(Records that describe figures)
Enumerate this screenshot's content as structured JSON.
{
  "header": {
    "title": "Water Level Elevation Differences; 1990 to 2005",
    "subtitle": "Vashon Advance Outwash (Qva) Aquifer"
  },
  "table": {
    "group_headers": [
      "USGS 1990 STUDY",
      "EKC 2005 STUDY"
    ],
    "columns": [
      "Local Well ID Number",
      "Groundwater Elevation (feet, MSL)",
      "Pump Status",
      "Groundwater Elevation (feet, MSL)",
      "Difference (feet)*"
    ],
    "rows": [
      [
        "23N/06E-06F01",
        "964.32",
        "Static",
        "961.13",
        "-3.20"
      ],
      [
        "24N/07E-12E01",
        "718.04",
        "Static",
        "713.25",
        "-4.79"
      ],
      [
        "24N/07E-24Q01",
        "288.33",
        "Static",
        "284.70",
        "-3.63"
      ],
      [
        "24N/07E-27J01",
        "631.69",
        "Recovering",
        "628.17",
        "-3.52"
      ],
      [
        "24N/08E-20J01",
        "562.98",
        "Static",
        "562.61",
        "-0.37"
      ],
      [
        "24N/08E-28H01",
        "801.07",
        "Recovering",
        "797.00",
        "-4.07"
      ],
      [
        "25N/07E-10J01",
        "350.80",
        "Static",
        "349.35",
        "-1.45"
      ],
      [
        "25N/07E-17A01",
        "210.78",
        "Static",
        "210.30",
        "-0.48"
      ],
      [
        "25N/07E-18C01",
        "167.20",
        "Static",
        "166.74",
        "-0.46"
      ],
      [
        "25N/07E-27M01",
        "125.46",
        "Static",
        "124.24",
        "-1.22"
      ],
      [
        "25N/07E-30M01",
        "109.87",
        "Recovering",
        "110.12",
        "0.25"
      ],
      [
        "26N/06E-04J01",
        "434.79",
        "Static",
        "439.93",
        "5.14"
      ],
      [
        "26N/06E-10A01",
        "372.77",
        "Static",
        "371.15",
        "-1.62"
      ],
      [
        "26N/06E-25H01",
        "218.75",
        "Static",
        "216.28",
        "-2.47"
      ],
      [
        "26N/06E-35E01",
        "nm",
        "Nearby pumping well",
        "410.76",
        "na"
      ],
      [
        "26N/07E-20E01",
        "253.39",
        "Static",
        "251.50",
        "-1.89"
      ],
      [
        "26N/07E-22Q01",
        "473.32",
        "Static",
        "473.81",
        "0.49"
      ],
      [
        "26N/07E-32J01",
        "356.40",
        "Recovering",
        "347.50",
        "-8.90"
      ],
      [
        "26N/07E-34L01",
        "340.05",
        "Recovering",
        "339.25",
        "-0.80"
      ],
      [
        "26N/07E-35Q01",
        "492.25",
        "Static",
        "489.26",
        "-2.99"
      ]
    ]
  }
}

The task - Set down the material above again, word for word.

Response -
Enumerate this screenshot's content as structured JSON.
{
  "header": {
    "title": "Water Level Elevation Differences; 1990 to 2005",
    "subtitle": "Vashon Advance Outwash (Qva) Aquifer"
  },
  "table": {
    "group_headers": [
      "USGS 1990 STUDY",
      "EKC 2005 STUDY"
    ],
    "columns": [
      "Local Well ID Number",
      "Groundwater Elevation (feet, MSL)",
      "Pump Status",
      "Groundwater Elevation (feet, MSL)",
      "Difference (feet)*"
    ],
    "rows": [
      [
        "23N/06E-06F01",
        "964.32",
        "Static",
        "961.13",
        "-3.20"
      ],
      [
        "24N/07E-12E01",
        "718.04",
        "Static",
        "713.25",
        "-4.79"
      ],
      [
        "24N/07E-24Q01",
        "288.33",
        "Static",
        "284.70",
        "-3.63"
      ],
      [
        "24N/07E-27J01",
        "631.69",
        "Recovering",
        "628.17",
        "-3.52"
      ],
      [
        "24N/08E-20J01",
        "562.98",
        "Static",
        "562.61",
        "-0.37"
      ],
      [
        "24N/08E-28H01",
        "801.07",
        "Recovering",
        "797.00",
        "-4.07"
      ],
      [
        "25N/07E-10J01",
        "350.80",
        "Static",
        "349.35",
        "-1.45"
      ],
      [
        "25N/07E-17A01",
        "210.78",
        "Static",
        "210.30",
        "-0.48"
      ],
      [
        "25N/07E-18C01",
        "167.20",
        "Static",
        "166.74",
        "-0.46"
      ],
      [
        "25N/07E-27M01",
        "125.46",
        "Static",
        "124.24",
        "-1.22"
      ],
      [
        "25N/07E-30M01",
        "109.87",
        "Recovering",
        "110.12",
        "0.25"
      ],
      [
        "26N/06E-04J01",
        "434.79",
        "Static",
        "439.93",
        "5.14"
      ],
      [
        "26N/06E-10A01",
        "372.77",
        "Static",
        "371.15",
        "-1.62"
      ],
      [
        "26N/06E-25H01",
        "218.75",
        "Static",
        "216.28",
        "-2.47"
      ],
      [
        "26N/06E-35E01",
        "nm",
        "Nearby pumping well",
        "410.76",
        "na"
      ],
      [
        "26N/07E-20E01",
        "253.39",
        "Static",
        "251.50",
        "-1.89"
      ],
      [
        "26N/07E-22Q01",
        "473.32",
        "Static",
        "473.81",
        "0.49"
      ],
      [
        "26N/07E-32J01",
        "356.40",
        "Recovering",
        "347.50",
        "-8.90"
      ],
      [
        "26N/07E-34L01",
        "340.05",
        "Recovering",
        "339.25",
        "-0.80"
      ],
      [
        "26N/07E-35Q01",
        "492.25",
        "Static",
        "489.26",
        "-2.99"
      ]
    ]
  }
}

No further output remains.